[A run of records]
=====

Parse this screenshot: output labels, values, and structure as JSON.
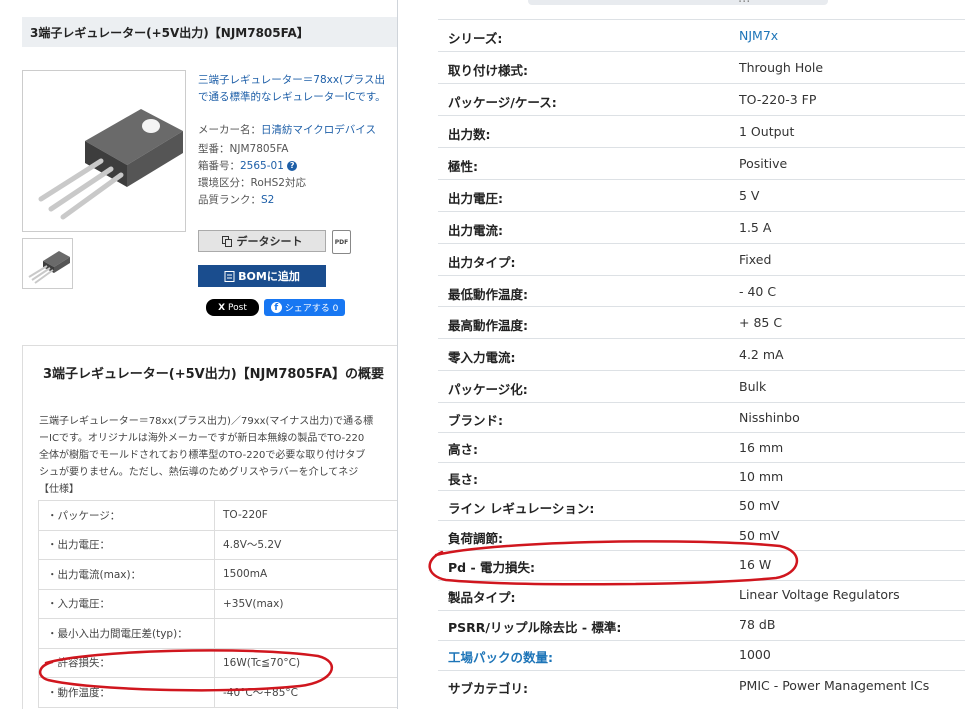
{
  "product_page": {
    "title": "3端子レギュレーター(+5V出力)【NJM7805FA】",
    "description_lines": [
      "三端子レギュレーター＝78xx(プラス出",
      "で通る標準的なレギュレーターICです。"
    ],
    "maker_label": "メーカー名：",
    "maker_value": "日清紡マイクロデバイス",
    "model_label": "型番：",
    "model_value": "NJM7805FA",
    "box_label": "箱番号：",
    "box_value": "2565-01",
    "env_label": "環境区分：",
    "env_value": "RoHS2対応",
    "quality_label": "品質ランク：",
    "quality_value": "S2",
    "datasheet_button": "データシート",
    "pdf_icon_text": "PDF",
    "bom_button": "BOMに追加",
    "x_post_button": "Post",
    "fb_share_button": "シェアする 0",
    "overview_title": "3端子レギュレーター(+5V出力)【NJM7805FA】の概要",
    "overview_lines": [
      "三端子レギュレーター＝78xx(プラス出力)／79xx(マイナス出力)で通る標",
      "ーICです。オリジナルは海外メーカーですが新日本無線の製品でTO-220",
      "全体が樹脂でモールドされており標準型のTO-220で必要な取り付けタブ",
      "シュが要りません。ただし、熱伝導のためグリスやラバーを介してネジ",
      "【仕様】"
    ],
    "spec_rows": [
      {
        "k": "・パッケージ：",
        "v": "TO-220F"
      },
      {
        "k": "・出力電圧：",
        "v": "4.8V〜5.2V"
      },
      {
        "k": "・出力電流(max)：",
        "v": "1500mA"
      },
      {
        "k": "・入力電圧：",
        "v": "+35V(max)"
      },
      {
        "k": "・最小入出力間電圧差(typ)：",
        "v": ""
      },
      {
        "k": "・許容損失：",
        "v": "16W(Tc≦70°C)"
      },
      {
        "k": "・動作温度：",
        "v": "-40°C〜+85°C"
      }
    ]
  },
  "specs_panel": {
    "cut_text": "...",
    "rows": [
      {
        "k": "シリーズ:",
        "v": "NJM7x",
        "v_link": true
      },
      {
        "k": "取り付け様式:",
        "v": "Through Hole"
      },
      {
        "k": "パッケージ/ケース:",
        "v": "TO-220-3 FP"
      },
      {
        "k": "出力数:",
        "v": "1 Output"
      },
      {
        "k": "極性:",
        "v": "Positive"
      },
      {
        "k": "出力電圧:",
        "v": "5 V"
      },
      {
        "k": "出力電流:",
        "v": "1.5 A"
      },
      {
        "k": "出力タイプ:",
        "v": "Fixed"
      },
      {
        "k": "最低動作温度:",
        "v": "- 40 C"
      },
      {
        "k": "最高動作温度:",
        "v": "+ 85 C"
      },
      {
        "k": "零入力電流:",
        "v": "4.2 mA"
      },
      {
        "k": "パッケージ化:",
        "v": "Bulk"
      },
      {
        "k": "ブランド:",
        "v": "Nisshinbo"
      },
      {
        "k": "高さ:",
        "v": "16 mm"
      },
      {
        "k": "長さ:",
        "v": "10 mm"
      },
      {
        "k": "ライン レギュレーション:",
        "v": "50 mV"
      },
      {
        "k": "負荷調節:",
        "v": "50 mV"
      },
      {
        "k": "Pd - 電力損失:",
        "v": "16 W"
      },
      {
        "k": "製品タイプ:",
        "v": "Linear Voltage Regulators"
      },
      {
        "k": "PSRR/リップル除去比 - 標準:",
        "v": "78 dB"
      },
      {
        "k": "工場パックの数量:",
        "v": "1000",
        "k_link": true
      },
      {
        "k": "サブカテゴリ:",
        "v": "PMIC - Power Management ICs"
      }
    ]
  },
  "annotation_color": "#d0161e"
}
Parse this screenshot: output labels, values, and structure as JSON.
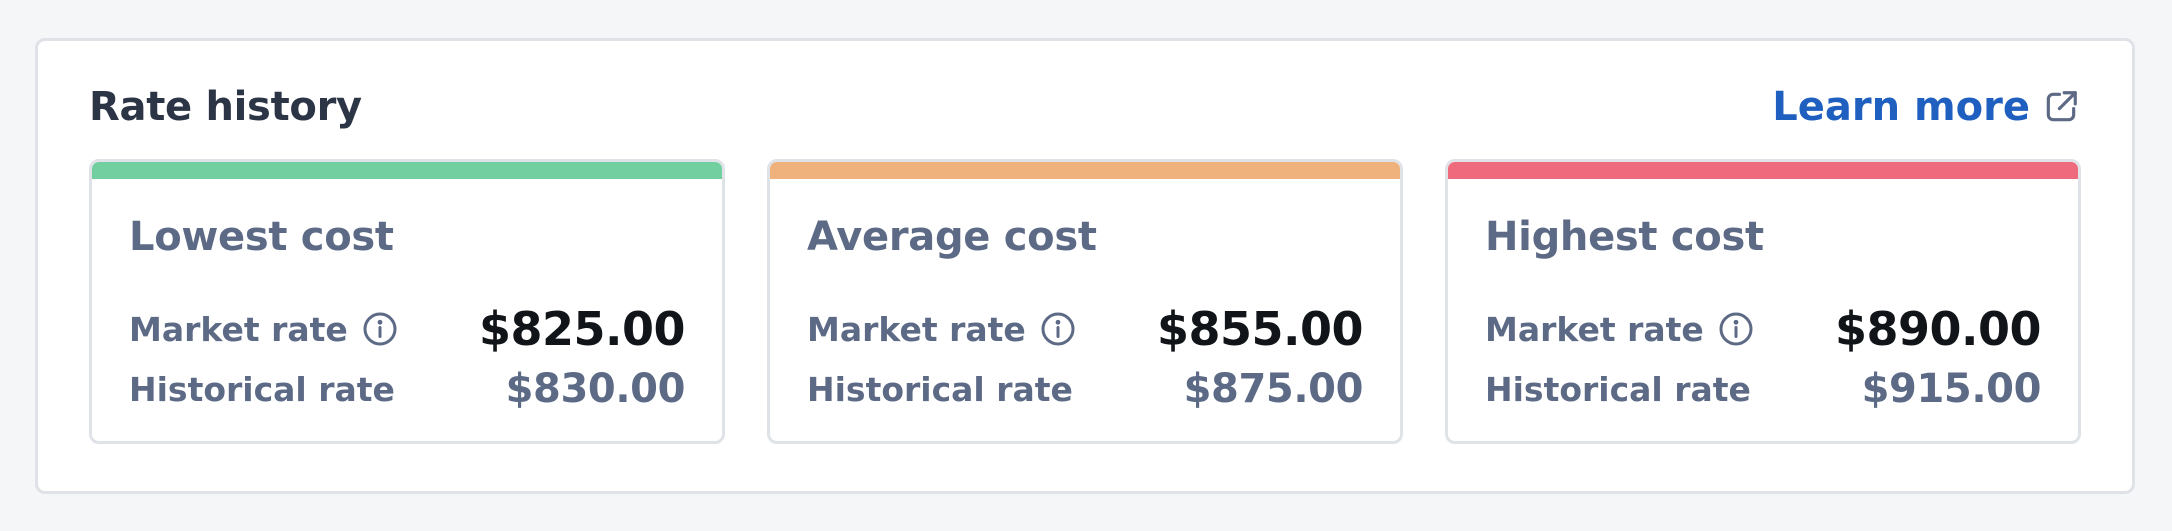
{
  "header": {
    "title": "Rate history",
    "learn_more_label": "Learn more",
    "learn_more_icon": "external-link-icon",
    "link_color": "#1f5fbf"
  },
  "cards": [
    {
      "title": "Lowest cost",
      "accent_color": "#72cfa0",
      "market_label": "Market rate",
      "market_icon": "info-icon",
      "market_value": "$825.00",
      "historical_label": "Historical rate",
      "historical_value": "$830.00"
    },
    {
      "title": "Average cost",
      "accent_color": "#f0b27d",
      "market_label": "Market rate",
      "market_icon": "info-icon",
      "market_value": "$855.00",
      "historical_label": "Historical rate",
      "historical_value": "$875.00"
    },
    {
      "title": "Highest cost",
      "accent_color": "#ef6a7c",
      "market_label": "Market rate",
      "market_icon": "info-icon",
      "market_value": "$890.00",
      "historical_label": "Historical rate",
      "historical_value": "$915.00"
    }
  ]
}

=====

Exercise objective :: Repeat the lines above exactly, and keep every picture out.

Result below ::
Parse this screenshot: output labels, values, and structure as JSON.
{
  "product_page": {
    "title": "3端子レギュレーター(+5V出力)【NJM7805FA】",
    "description_lines": [
      "三端子レギュレーター＝78xx(プラス出",
      "で通る標準的なレギュレーターICです。"
    ],
    "maker_label": "メーカー名：",
    "maker_value": "日清紡マイクロデバイス",
    "model_label": "型番：",
    "model_value": "NJM7805FA",
    "box_label": "箱番号：",
    "box_value": "2565-01",
    "env_label": "環境区分：",
    "env_value": "RoHS2対応",
    "quality_label": "品質ランク：",
    "quality_value": "S2",
    "datasheet_button": "データシート",
    "pdf_icon_text": "PDF",
    "bom_button": "BOMに追加",
    "x_post_button": "Post",
    "fb_share_button": "シェアする 0",
    "overview_title": "3端子レギュレーター(+5V出力)【NJM7805FA】の概要",
    "overview_lines": [
      "三端子レギュレーター＝78xx(プラス出力)／79xx(マイナス出力)で通る標",
      "ーICです。オリジナルは海外メーカーですが新日本無線の製品でTO-220",
      "全体が樹脂でモールドされており標準型のTO-220で必要な取り付けタブ",
      "シュが要りません。ただし、熱伝導のためグリスやラバーを介してネジ",
      "【仕様】"
    ],
    "spec_rows": [
      {
        "k": "・パッケージ：",
        "v": "TO-220F"
      },
      {
        "k": "・出力電圧：",
        "v": "4.8V〜5.2V"
      },
      {
        "k": "・出力電流(max)：",
        "v": "1500mA"
      },
      {
        "k": "・入力電圧：",
        "v": "+35V(max)"
      },
      {
        "k": "・最小入出力間電圧差(typ)：",
        "v": ""
      },
      {
        "k": "・許容損失：",
        "v": "16W(Tc≦70°C)"
      },
      {
        "k": "・動作温度：",
        "v": "-40°C〜+85°C"
      }
    ]
  },
  "specs_panel": {
    "cut_text": "...",
    "rows": [
      {
        "k": "シリーズ:",
        "v": "NJM7x",
        "v_link": true
      },
      {
        "k": "取り付け様式:",
        "v": "Through Hole"
      },
      {
        "k": "パッケージ/ケース:",
        "v": "TO-220-3 FP"
      },
      {
        "k": "出力数:",
        "v": "1 Output"
      },
      {
        "k": "極性:",
        "v": "Positive"
      },
      {
        "k": "出力電圧:",
        "v": "5 V"
      },
      {
        "k": "出力電流:",
        "v": "1.5 A"
      },
      {
        "k": "出力タイプ:",
        "v": "Fixed"
      },
      {
        "k": "最低動作温度:",
        "v": "- 40 C"
      },
      {
        "k": "最高動作温度:",
        "v": "+ 85 C"
      },
      {
        "k": "零入力電流:",
        "v": "4.2 mA"
      },
      {
        "k": "パッケージ化:",
        "v": "Bulk"
      },
      {
        "k": "ブランド:",
        "v": "Nisshinbo"
      },
      {
        "k": "高さ:",
        "v": "16 mm"
      },
      {
        "k": "長さ:",
        "v": "10 mm"
      },
      {
        "k": "ライン レギュレーション:",
        "v": "50 mV"
      },
      {
        "k": "負荷調節:",
        "v": "50 mV"
      },
      {
        "k": "Pd - 電力損失:",
        "v": "16 W"
      },
      {
        "k": "製品タイプ:",
        "v": "Linear Voltage Regulators"
      },
      {
        "k": "PSRR/リップル除去比 - 標準:",
        "v": "78 dB"
      },
      {
        "k": "工場パックの数量:",
        "v": "1000",
        "k_link": true
      },
      {
        "k": "サブカテゴリ:",
        "v": "PMIC - Power Management ICs"
      }
    ]
  },
  "annotation_color": "#d0161e"
}
Parse this screenshot: output labels, values, and structure as JSON.
{
  "header": {
    "title": "Rate history",
    "learn_more_label": "Learn more",
    "learn_more_icon": "external-link-icon",
    "link_color": "#1f5fbf"
  },
  "cards": [
    {
      "title": "Lowest cost",
      "accent_color": "#72cfa0",
      "market_label": "Market rate",
      "market_icon": "info-icon",
      "market_value": "$825.00",
      "historical_label": "Historical rate",
      "historical_value": "$830.00"
    },
    {
      "title": "Average cost",
      "accent_color": "#f0b27d",
      "market_label": "Market rate",
      "market_icon": "info-icon",
      "market_value": "$855.00",
      "historical_label": "Historical rate",
      "historical_value": "$875.00"
    },
    {
      "title": "Highest cost",
      "accent_color": "#ef6a7c",
      "market_label": "Market rate",
      "market_icon": "info-icon",
      "market_value": "$890.00",
      "historical_label": "Historical rate",
      "historical_value": "$915.00"
    }
  ]
}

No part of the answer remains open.